Objective —
Which lines below hold the word "demonstrate"? Report each one.

Records for the exercise —
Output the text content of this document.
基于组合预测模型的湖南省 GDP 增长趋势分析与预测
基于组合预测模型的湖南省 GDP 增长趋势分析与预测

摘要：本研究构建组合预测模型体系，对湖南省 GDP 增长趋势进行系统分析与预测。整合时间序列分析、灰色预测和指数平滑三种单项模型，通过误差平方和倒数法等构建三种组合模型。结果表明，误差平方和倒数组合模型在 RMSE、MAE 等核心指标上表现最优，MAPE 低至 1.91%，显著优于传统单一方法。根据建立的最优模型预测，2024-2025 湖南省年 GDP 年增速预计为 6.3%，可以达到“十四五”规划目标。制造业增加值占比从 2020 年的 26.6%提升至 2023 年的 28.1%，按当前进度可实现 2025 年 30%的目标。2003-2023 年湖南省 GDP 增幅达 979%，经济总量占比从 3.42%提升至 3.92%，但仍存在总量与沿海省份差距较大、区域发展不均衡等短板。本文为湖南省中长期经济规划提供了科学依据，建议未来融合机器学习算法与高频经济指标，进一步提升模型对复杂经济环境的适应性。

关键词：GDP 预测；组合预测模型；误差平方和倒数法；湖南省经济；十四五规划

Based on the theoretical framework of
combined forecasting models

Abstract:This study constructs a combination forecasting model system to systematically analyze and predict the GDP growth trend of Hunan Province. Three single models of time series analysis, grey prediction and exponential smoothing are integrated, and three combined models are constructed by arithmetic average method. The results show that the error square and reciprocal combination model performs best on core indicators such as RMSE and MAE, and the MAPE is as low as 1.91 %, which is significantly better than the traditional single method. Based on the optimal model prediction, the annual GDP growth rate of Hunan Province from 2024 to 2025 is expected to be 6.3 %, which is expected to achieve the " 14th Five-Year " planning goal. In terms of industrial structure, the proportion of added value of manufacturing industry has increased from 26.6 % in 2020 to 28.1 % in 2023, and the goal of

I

--

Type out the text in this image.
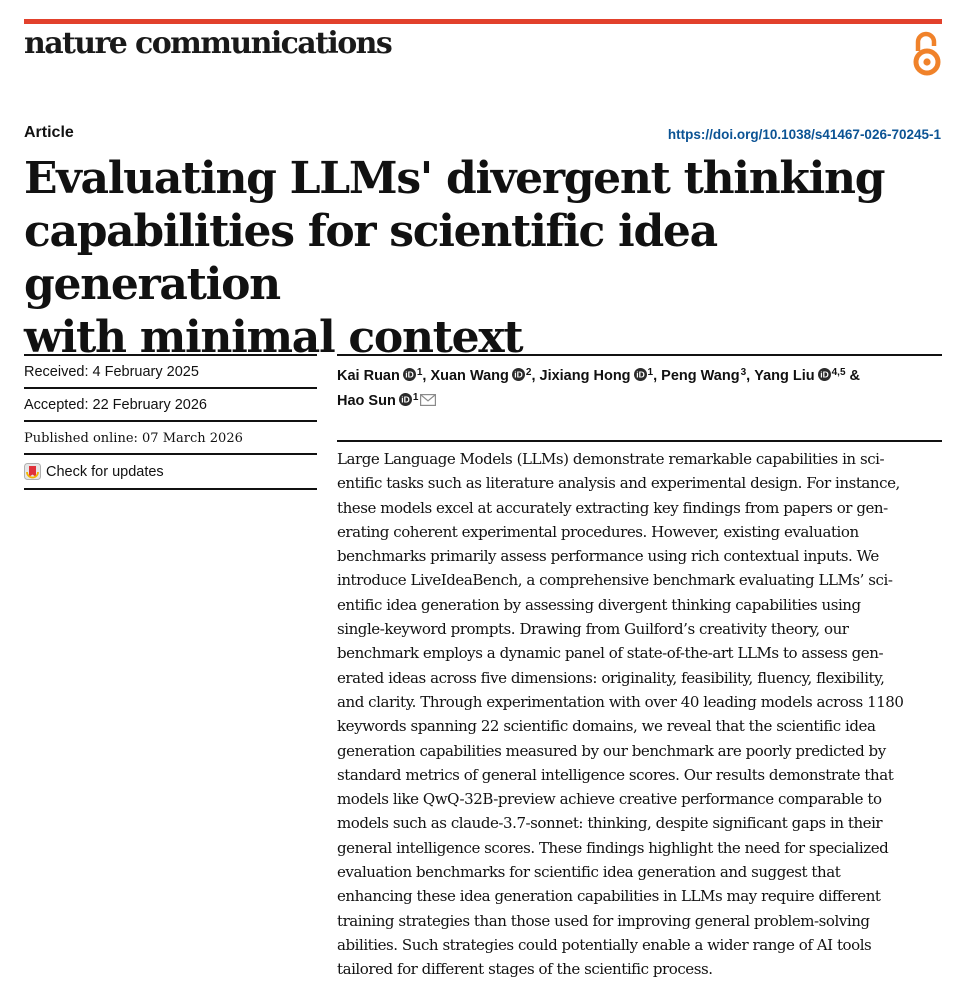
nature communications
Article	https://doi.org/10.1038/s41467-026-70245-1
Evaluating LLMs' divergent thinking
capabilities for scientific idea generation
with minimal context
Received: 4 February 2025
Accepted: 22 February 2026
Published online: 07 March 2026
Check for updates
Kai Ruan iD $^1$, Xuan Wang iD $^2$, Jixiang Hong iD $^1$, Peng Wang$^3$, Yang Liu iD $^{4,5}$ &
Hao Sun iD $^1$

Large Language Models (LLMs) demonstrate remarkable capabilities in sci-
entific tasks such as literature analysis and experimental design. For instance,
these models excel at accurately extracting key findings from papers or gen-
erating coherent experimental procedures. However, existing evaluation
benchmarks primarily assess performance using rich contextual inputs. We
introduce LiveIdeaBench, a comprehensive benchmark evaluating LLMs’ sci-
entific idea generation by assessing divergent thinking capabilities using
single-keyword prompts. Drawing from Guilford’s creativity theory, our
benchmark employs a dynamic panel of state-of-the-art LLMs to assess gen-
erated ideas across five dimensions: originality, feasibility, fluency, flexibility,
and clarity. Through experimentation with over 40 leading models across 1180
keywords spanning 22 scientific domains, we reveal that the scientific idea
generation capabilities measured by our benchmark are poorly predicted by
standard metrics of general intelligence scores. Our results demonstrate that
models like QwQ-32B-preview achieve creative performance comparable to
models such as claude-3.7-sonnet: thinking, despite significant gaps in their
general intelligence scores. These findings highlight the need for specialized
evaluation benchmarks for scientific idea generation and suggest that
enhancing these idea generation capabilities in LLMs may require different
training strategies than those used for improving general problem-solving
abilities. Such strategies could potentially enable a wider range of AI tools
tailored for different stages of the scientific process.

---

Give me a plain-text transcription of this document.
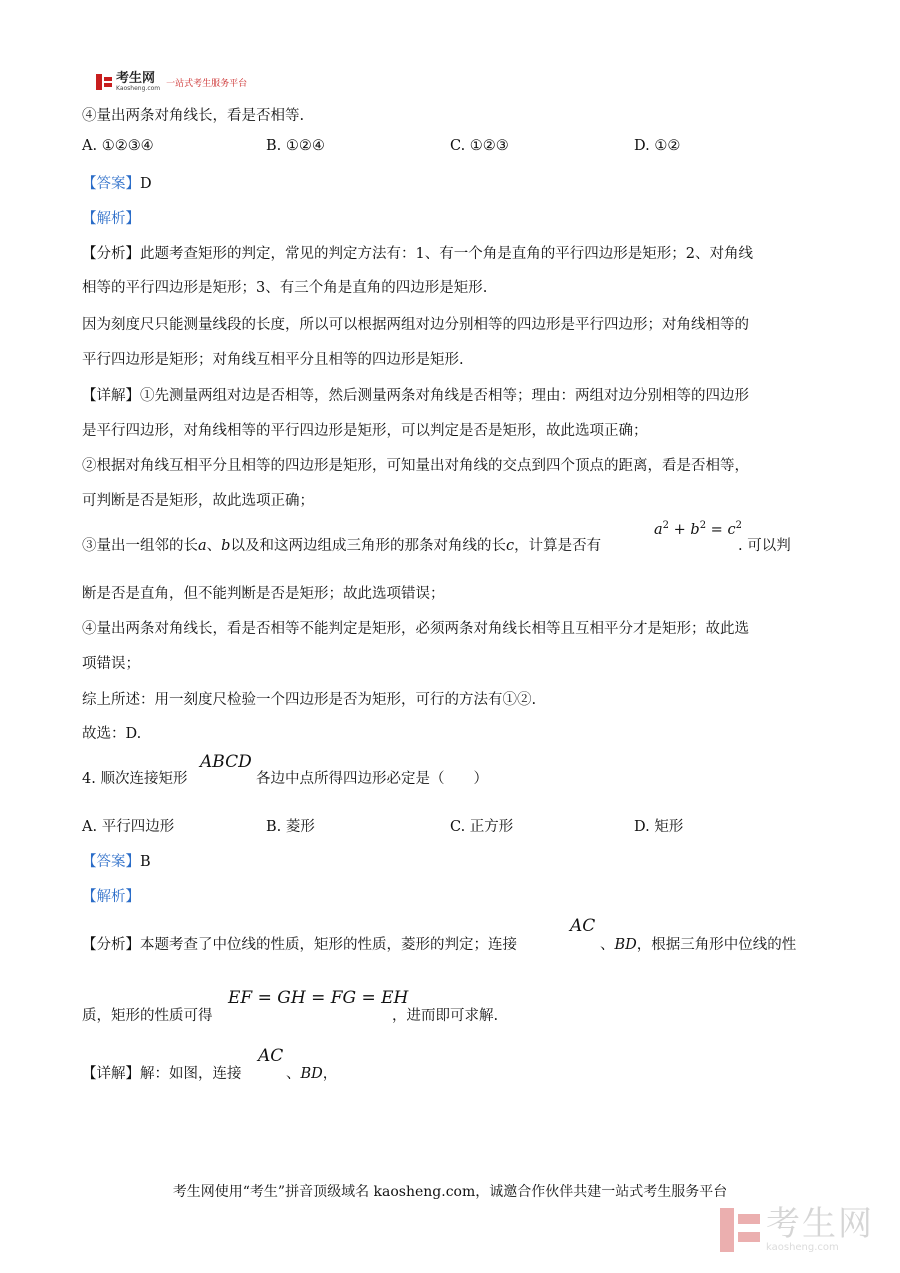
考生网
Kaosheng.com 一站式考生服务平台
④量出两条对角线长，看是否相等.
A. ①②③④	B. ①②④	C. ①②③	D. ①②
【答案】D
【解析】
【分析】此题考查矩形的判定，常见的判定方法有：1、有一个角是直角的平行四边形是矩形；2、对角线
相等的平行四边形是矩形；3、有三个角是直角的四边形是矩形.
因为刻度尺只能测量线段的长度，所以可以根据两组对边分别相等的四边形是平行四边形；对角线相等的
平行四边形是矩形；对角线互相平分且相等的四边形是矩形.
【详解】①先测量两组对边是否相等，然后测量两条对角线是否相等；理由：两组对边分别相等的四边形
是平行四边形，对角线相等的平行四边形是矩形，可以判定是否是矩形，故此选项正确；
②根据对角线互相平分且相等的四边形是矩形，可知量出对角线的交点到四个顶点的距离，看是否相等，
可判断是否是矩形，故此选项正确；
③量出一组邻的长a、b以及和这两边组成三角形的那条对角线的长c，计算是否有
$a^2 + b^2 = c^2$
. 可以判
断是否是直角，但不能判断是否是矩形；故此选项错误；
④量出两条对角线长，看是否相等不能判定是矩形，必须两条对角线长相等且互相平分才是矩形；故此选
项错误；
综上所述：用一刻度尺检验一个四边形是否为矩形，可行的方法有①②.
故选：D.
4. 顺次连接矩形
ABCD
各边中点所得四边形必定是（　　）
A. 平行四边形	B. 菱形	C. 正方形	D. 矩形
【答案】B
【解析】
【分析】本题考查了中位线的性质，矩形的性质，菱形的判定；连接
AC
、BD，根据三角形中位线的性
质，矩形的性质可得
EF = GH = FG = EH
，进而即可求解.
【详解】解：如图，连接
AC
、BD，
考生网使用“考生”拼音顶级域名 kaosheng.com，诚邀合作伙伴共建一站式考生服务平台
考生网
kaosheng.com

Finished task —
Large Language Models (LLMs) demonstrate remarkable capabilities in sci-
standard metrics of general intelligence scores. Our results demonstrate that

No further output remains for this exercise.